Start

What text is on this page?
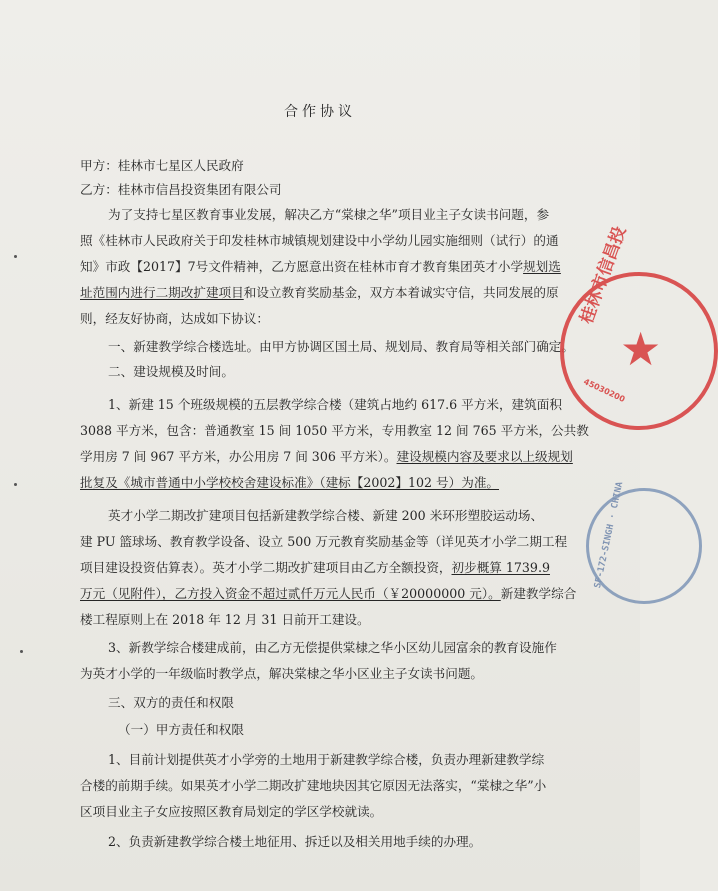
合作协议
甲方：桂林市七星区人民政府
乙方：桂林市信昌投资集团有限公司
为了支持七星区教育事业发展，解决乙方“棠棣之华”项目业主子女读书问题，参
照《桂林市人民政府关于印发桂林市城镇规划建设中小学幼儿园实施细则（试行）的通
知》市政【2017】7号文件精神，乙方愿意出资在桂林市育才教育集团英才小学规划选
址范围内进行二期改扩建项目和设立教育奖励基金，双方本着诚实守信，共同发展的原
则，经友好协商，达成如下协议：
一、新建教学综合楼选址。由甲方协调区国土局、规划局、教育局等相关部门确定。
二、建设规模及时间。
1、新建 15 个班级规模的五层教学综合楼（建筑占地约 617.6 平方米，建筑面积
3088 平方米，包含：普通教室 15 间 1050 平方米，专用教室 12 间 765 平方米，公共教
学用房 7 间 967 平方米，办公用房 7 间 306 平方米）。建设规模内容及要求以上级规划
批复及《城市普通中小学校校舍建设标准》（建标【2002】102 号）为准。
英才小学二期改扩建项目包括新建教学综合楼、新建 200 米环形塑胶运动场、
建 PU 篮球场、教育教学设备、设立 500 万元教育奖励基金等（详见英才小学二期工程
项目建设投资估算表）。英才小学二期改扩建项目由乙方全额投资，初步概算 1739.9
万元（见附件），乙方投入资金不超过贰仟万元人民币（￥20000000 元）。新建教学综合
楼工程原则上在 2018 年 12 月 31 日前开工建设。
3、新教学综合楼建成前，由乙方无偿提供棠棣之华小区幼儿园富余的教育设施作
为英才小学的一年级临时教学点，解决棠棣之华小区业主子女读书问题。
三、双方的责任和权限
（一）甲方责任和权限
1、目前计划提供英才小学旁的土地用于新建教学综合楼，负责办理新建教学综
合楼的前期手续。如果英才小学二期改扩建地块因其它原因无法落实，“棠棣之华”小
区项目业主子女应按照区教育局划定的学区学校就读。
2、负责新建教学综合楼土地征用、拆迁以及相关用地手续的办理。
桂林市信昌投
★
45030200
SF-172-SINGH · CHINA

End

The exercise
Except for the pictures, copy every line of the records above exactly.

Solution for this task
What text is on this page?
合作协议
甲方：桂林市七星区人民政府
乙方：桂林市信昌投资集团有限公司
为了支持七星区教育事业发展，解决乙方“棠棣之华”项目业主子女读书问题，参
照《桂林市人民政府关于印发桂林市城镇规划建设中小学幼儿园实施细则（试行）的通
知》市政【2017】7号文件精神，乙方愿意出资在桂林市育才教育集团英才小学规划选
址范围内进行二期改扩建项目和设立教育奖励基金，双方本着诚实守信，共同发展的原
则，经友好协商，达成如下协议：
一、新建教学综合楼选址。由甲方协调区国土局、规划局、教育局等相关部门确定。
二、建设规模及时间。
1、新建 15 个班级规模的五层教学综合楼（建筑占地约 617.6 平方米，建筑面积
3088 平方米，包含：普通教室 15 间 1050 平方米，专用教室 12 间 765 平方米，公共教
学用房 7 间 967 平方米，办公用房 7 间 306 平方米）。建设规模内容及要求以上级规划
批复及《城市普通中小学校校舍建设标准》（建标【2002】102 号）为准。
英才小学二期改扩建项目包括新建教学综合楼、新建 200 米环形塑胶运动场、
建 PU 篮球场、教育教学设备、设立 500 万元教育奖励基金等（详见英才小学二期工程
项目建设投资估算表）。英才小学二期改扩建项目由乙方全额投资，初步概算 1739.9
万元（见附件），乙方投入资金不超过贰仟万元人民币（￥20000000 元）。新建教学综合
楼工程原则上在 2018 年 12 月 31 日前开工建设。
3、新教学综合楼建成前，由乙方无偿提供棠棣之华小区幼儿园富余的教育设施作
为英才小学的一年级临时教学点，解决棠棣之华小区业主子女读书问题。
三、双方的责任和权限
（一）甲方责任和权限
1、目前计划提供英才小学旁的土地用于新建教学综合楼，负责办理新建教学综
合楼的前期手续。如果英才小学二期改扩建地块因其它原因无法落实，“棠棣之华”小
区项目业主子女应按照区教育局划定的学区学校就读。
2、负责新建教学综合楼土地征用、拆迁以及相关用地手续的办理。
桂林市信昌投
★
45030200
SF-172-SINGH · CHINA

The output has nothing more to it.